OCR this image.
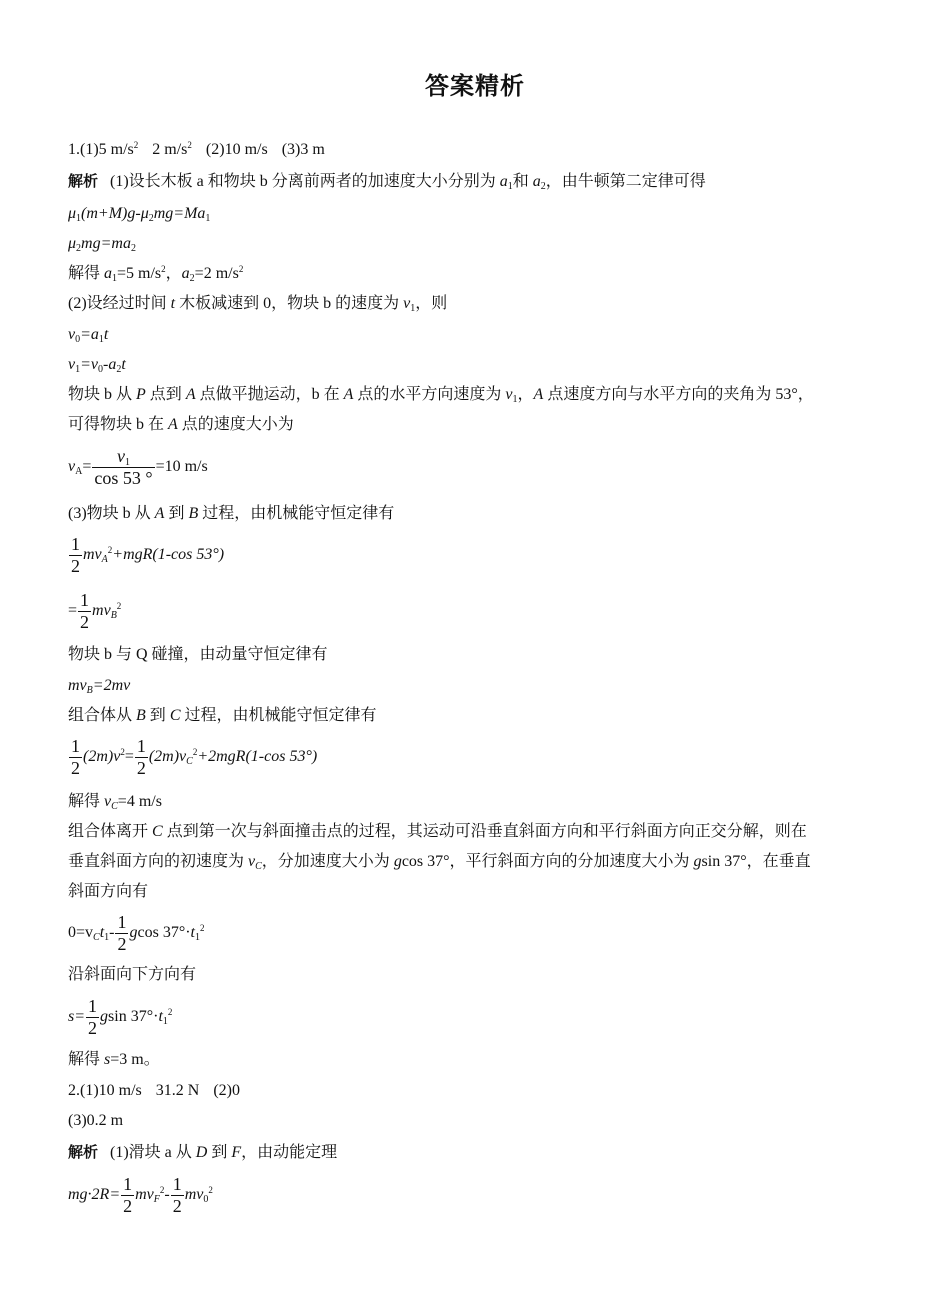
答案精析
1.(1)5 $m/s^2$ 2 $m/s^2$ (2)10 m/s (3)3 m
解析 (1)设长木板 a 和物块 b 分离前两者的加速度大小分别为 $a_1$和 $a_2$，由牛顿第二定律可得
$\mu_1(m+M)g-\mu_2mg=Ma_1$
$\mu_2mg=ma_2$
解得 $a_1=5$ $m/s^2$，$a_2=2$ $m/s^2$
(2)设经过时间 t 木板减速到 0，物块 b 的速度为 $v_1$，则
$v_0=a_1t$
$v_1=v_0-a_2t$
物块 b 从 P 点到 A 点做平抛运动，b 在 A 点的水平方向速度为 $v_1$，A 点速度方向与水平方向的夹角为 53°，
可得物块 b 在 A 点的速度大小为
$v_A= \frac{v_1}{\cos 53 ^\circ} =10$ m/s
(3)物块 b 从 A 到 B 过程，由机械能守恒定律有
$\frac{1}{2} mv_A^2+mgR(1-\cos$ 53°)
= $\frac{1}{2} mv_B^2$
物块 b 与 Q 碰撞，由动量守恒定律有
$mv_B=2mv$
组合体从 B 到 C 过程，由机械能守恒定律有
$\frac{1}{2} (2m)v^2= \frac{1}{2} (2m)v_C^2+2mgR(1-\cos$ 53°)
解得 $v_C=4$ m/s
组合体离开 C 点到第一次与斜面撞击点的过程，其运动可沿垂直斜面方向和平行斜面方向正交分解，则在
垂直斜面方向的初速度为 $v_C$，分加速度大小为 gcos 37°，平行斜面方向的分加速度大小为 gsin 37°，在垂直
斜面方向有
$0=v_Ct_1- \frac{1}{2}$ gcos $37^\circ\cdot t_1^2$
沿斜面向下方向有
$s= \frac{1}{2}$ gsin $37^\circ\cdot t_1^2$
解得 s=3 m。
2.(1)10 m/s 31.2 N (2)0
(3)0.2 m
解析 (1)滑块 a 从 D 到 F，由动能定理
$mg\cdot 2R= \frac{1}{2} mv_F^2- \frac{1}{2} mv_0^2$
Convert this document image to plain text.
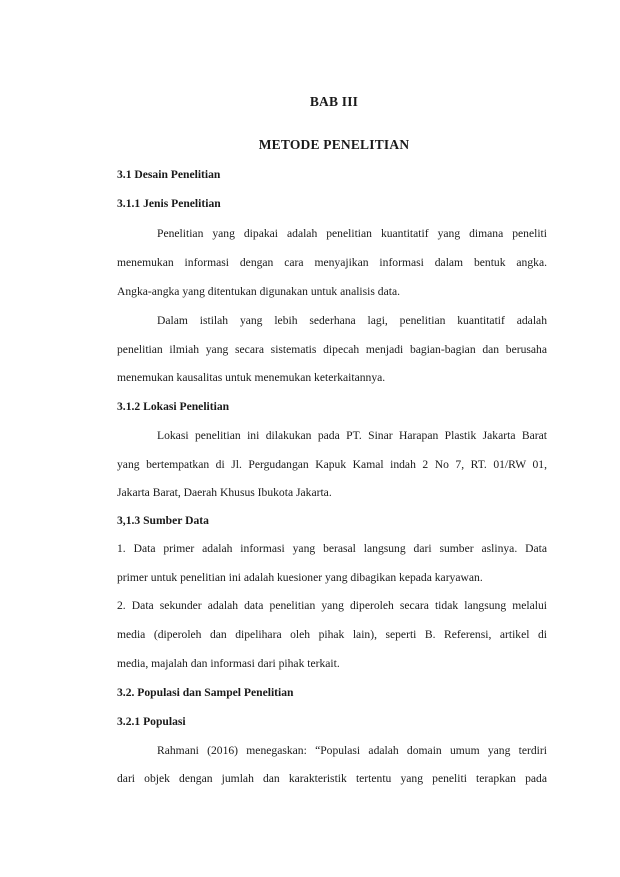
BAB III
METODE PENELITIAN
3.1 Desain Penelitian
3.1.1 Jenis Penelitian
Penelitian yang dipakai adalah penelitian kuantitatif yang dimana peneliti
menemukan informasi dengan cara menyajikan informasi dalam bentuk angka.
Angka-angka yang ditentukan digunakan untuk analisis data.
Dalam istilah yang lebih sederhana lagi, penelitian kuantitatif adalah
penelitian ilmiah yang secara sistematis dipecah menjadi bagian-bagian dan berusaha
menemukan kausalitas untuk menemukan keterkaitannya.
3.1.2 Lokasi Penelitian
Lokasi penelitian ini dilakukan pada PT. Sinar Harapan Plastik Jakarta Barat
yang bertempatkan di Jl. Pergudangan Kapuk Kamal indah 2 No 7, RT. 01/RW 01,
Jakarta Barat, Daerah Khusus Ibukota Jakarta.
3,1.3 Sumber Data
1. Data primer adalah informasi yang berasal langsung dari sumber aslinya. Data
primer untuk penelitian ini adalah kuesioner yang dibagikan kepada karyawan.
2. Data sekunder adalah data penelitian yang diperoleh secara tidak langsung melalui
media (diperoleh dan dipelihara oleh pihak lain), seperti B. Referensi, artikel di
media, majalah dan informasi dari pihak terkait.
3.2. Populasi dan Sampel Penelitian
3.2.1 Populasi
Rahmani (2016) menegaskan: “Populasi adalah domain umum yang terdiri
dari objek dengan jumlah dan karakteristik tertentu yang peneliti terapkan pada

[GOAL] Omit any images, then output the listing exactly.

[FULL OUTPUT]
OCR this image.
答案精析
1.(1)5 $m/s^2$ 2 $m/s^2$ (2)10 m/s (3)3 m
解析 (1)设长木板 a 和物块 b 分离前两者的加速度大小分别为 $a_1$和 $a_2$，由牛顿第二定律可得
$\mu_1(m+M)g-\mu_2mg=Ma_1$
$\mu_2mg=ma_2$
解得 $a_1=5$ $m/s^2$，$a_2=2$ $m/s^2$
(2)设经过时间 t 木板减速到 0，物块 b 的速度为 $v_1$，则
$v_0=a_1t$
$v_1=v_0-a_2t$
物块 b 从 P 点到 A 点做平抛运动，b 在 A 点的水平方向速度为 $v_1$，A 点速度方向与水平方向的夹角为 53°，
可得物块 b 在 A 点的速度大小为
$v_A= \frac{v_1}{\cos 53 ^\circ} =10$ m/s
(3)物块 b 从 A 到 B 过程，由机械能守恒定律有
$\frac{1}{2} mv_A^2+mgR(1-\cos$ 53°)
= $\frac{1}{2} mv_B^2$
物块 b 与 Q 碰撞，由动量守恒定律有
$mv_B=2mv$
组合体从 B 到 C 过程，由机械能守恒定律有
$\frac{1}{2} (2m)v^2= \frac{1}{2} (2m)v_C^2+2mgR(1-\cos$ 53°)
解得 $v_C=4$ m/s
组合体离开 C 点到第一次与斜面撞击点的过程，其运动可沿垂直斜面方向和平行斜面方向正交分解，则在
垂直斜面方向的初速度为 $v_C$，分加速度大小为 gcos 37°，平行斜面方向的分加速度大小为 gsin 37°，在垂直
斜面方向有
$0=v_Ct_1- \frac{1}{2}$ gcos $37^\circ\cdot t_1^2$
沿斜面向下方向有
$s= \frac{1}{2}$ gsin $37^\circ\cdot t_1^2$
解得 s=3 m。
2.(1)10 m/s 31.2 N (2)0
(3)0.2 m
解析 (1)滑块 a 从 D 到 F，由动能定理
$mg\cdot 2R= \frac{1}{2} mv_F^2- \frac{1}{2} mv_0^2$
Convert this document image to plain text.
BAB III
METODE PENELITIAN
3.1 Desain Penelitian
3.1.1 Jenis Penelitian
Penelitian yang dipakai adalah penelitian kuantitatif yang dimana peneliti
menemukan informasi dengan cara menyajikan informasi dalam bentuk angka.
Angka-angka yang ditentukan digunakan untuk analisis data.
Dalam istilah yang lebih sederhana lagi, penelitian kuantitatif adalah
penelitian ilmiah yang secara sistematis dipecah menjadi bagian-bagian dan berusaha
menemukan kausalitas untuk menemukan keterkaitannya.
3.1.2 Lokasi Penelitian
Lokasi penelitian ini dilakukan pada PT. Sinar Harapan Plastik Jakarta Barat
yang bertempatkan di Jl. Pergudangan Kapuk Kamal indah 2 No 7, RT. 01/RW 01,
Jakarta Barat, Daerah Khusus Ibukota Jakarta.
3,1.3 Sumber Data
1. Data primer adalah informasi yang berasal langsung dari sumber aslinya. Data
primer untuk penelitian ini adalah kuesioner yang dibagikan kepada karyawan.
2. Data sekunder adalah data penelitian yang diperoleh secara tidak langsung melalui
media (diperoleh dan dipelihara oleh pihak lain), seperti B. Referensi, artikel di
media, majalah dan informasi dari pihak terkait.
3.2. Populasi dan Sampel Penelitian
3.2.1 Populasi
Rahmani (2016) menegaskan: “Populasi adalah domain umum yang terdiri
dari objek dengan jumlah dan karakteristik tertentu yang peneliti terapkan pada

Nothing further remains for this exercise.